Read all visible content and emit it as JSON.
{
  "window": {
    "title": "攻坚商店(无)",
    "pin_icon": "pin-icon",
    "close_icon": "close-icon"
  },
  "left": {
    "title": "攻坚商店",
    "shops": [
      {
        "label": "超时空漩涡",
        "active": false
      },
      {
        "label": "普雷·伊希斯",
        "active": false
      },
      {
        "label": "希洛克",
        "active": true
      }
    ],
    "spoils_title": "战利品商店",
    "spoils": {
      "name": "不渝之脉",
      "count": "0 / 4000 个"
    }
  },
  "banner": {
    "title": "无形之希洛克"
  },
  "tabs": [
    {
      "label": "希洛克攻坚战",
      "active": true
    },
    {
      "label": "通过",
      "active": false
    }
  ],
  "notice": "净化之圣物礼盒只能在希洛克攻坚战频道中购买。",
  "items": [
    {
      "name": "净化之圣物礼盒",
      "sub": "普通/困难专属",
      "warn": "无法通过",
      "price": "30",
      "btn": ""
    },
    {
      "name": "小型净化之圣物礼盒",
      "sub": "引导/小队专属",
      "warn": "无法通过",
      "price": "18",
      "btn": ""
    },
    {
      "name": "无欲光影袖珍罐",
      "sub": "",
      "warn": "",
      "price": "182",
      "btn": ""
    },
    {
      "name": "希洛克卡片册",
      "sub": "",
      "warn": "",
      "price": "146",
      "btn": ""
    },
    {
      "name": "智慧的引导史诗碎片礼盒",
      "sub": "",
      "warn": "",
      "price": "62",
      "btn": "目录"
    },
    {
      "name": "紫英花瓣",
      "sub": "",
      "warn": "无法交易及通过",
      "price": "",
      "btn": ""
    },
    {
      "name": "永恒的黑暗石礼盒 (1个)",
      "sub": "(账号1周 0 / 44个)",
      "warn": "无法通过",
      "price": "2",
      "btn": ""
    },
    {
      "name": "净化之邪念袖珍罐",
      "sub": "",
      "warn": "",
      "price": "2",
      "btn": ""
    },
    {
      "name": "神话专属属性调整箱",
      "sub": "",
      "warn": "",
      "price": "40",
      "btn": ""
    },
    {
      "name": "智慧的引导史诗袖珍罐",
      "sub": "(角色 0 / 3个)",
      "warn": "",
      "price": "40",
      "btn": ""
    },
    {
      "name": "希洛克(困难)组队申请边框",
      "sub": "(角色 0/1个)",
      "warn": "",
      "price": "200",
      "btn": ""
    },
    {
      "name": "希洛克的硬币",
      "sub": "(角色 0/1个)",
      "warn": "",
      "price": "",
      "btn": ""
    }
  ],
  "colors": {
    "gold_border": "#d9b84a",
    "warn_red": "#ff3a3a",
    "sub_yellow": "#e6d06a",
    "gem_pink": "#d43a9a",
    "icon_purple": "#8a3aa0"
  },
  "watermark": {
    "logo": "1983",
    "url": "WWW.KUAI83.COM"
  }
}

○ ○ ○ ○ ○

* **The request**: Repeat the data precisely, line by line.

* **Exercise response**:
Read all visible content and emit it as JSON.
{
  "window": {
    "title": "攻坚商店(无)",
    "pin_icon": "pin-icon",
    "close_icon": "close-icon"
  },
  "left": {
    "title": "攻坚商店",
    "shops": [
      {
        "label": "超时空漩涡",
        "active": false
      },
      {
        "label": "普雷·伊希斯",
        "active": false
      },
      {
        "label": "希洛克",
        "active": true
      }
    ],
    "spoils_title": "战利品商店",
    "spoils": {
      "name": "不渝之脉",
      "count": "0 / 4000 个"
    }
  },
  "banner": {
    "title": "无形之希洛克"
  },
  "tabs": [
    {
      "label": "希洛克攻坚战",
      "active": true
    },
    {
      "label": "通过",
      "active": false
    }
  ],
  "notice": "净化之圣物礼盒只能在希洛克攻坚战频道中购买。",
  "items": [
    {
      "name": "净化之圣物礼盒",
      "sub": "普通/困难专属",
      "warn": "无法通过",
      "price": "30",
      "btn": ""
    },
    {
      "name": "小型净化之圣物礼盒",
      "sub": "引导/小队专属",
      "warn": "无法通过",
      "price": "18",
      "btn": ""
    },
    {
      "name": "无欲光影袖珍罐",
      "sub": "",
      "warn": "",
      "price": "182",
      "btn": ""
    },
    {
      "name": "希洛克卡片册",
      "sub": "",
      "warn": "",
      "price": "146",
      "btn": ""
    },
    {
      "name": "智慧的引导史诗碎片礼盒",
      "sub": "",
      "warn": "",
      "price": "62",
      "btn": "目录"
    },
    {
      "name": "紫英花瓣",
      "sub": "",
      "warn": "无法交易及通过",
      "price": "",
      "btn": ""
    },
    {
      "name": "永恒的黑暗石礼盒 (1个)",
      "sub": "(账号1周 0 / 44个)",
      "warn": "无法通过",
      "price": "2",
      "btn": ""
    },
    {
      "name": "净化之邪念袖珍罐",
      "sub": "",
      "warn": "",
      "price": "2",
      "btn": ""
    },
    {
      "name": "神话专属属性调整箱",
      "sub": "",
      "warn": "",
      "price": "40",
      "btn": ""
    },
    {
      "name": "智慧的引导史诗袖珍罐",
      "sub": "(角色 0 / 3个)",
      "warn": "",
      "price": "40",
      "btn": ""
    },
    {
      "name": "希洛克(困难)组队申请边框",
      "sub": "(角色 0/1个)",
      "warn": "",
      "price": "200",
      "btn": ""
    },
    {
      "name": "希洛克的硬币",
      "sub": "(角色 0/1个)",
      "warn": "",
      "price": "",
      "btn": ""
    }
  ],
  "colors": {
    "gold_border": "#d9b84a",
    "warn_red": "#ff3a3a",
    "sub_yellow": "#e6d06a",
    "gem_pink": "#d43a9a",
    "icon_purple": "#8a3aa0"
  },
  "watermark": {
    "logo": "1983",
    "url": "WWW.KUAI83.COM"
  }
}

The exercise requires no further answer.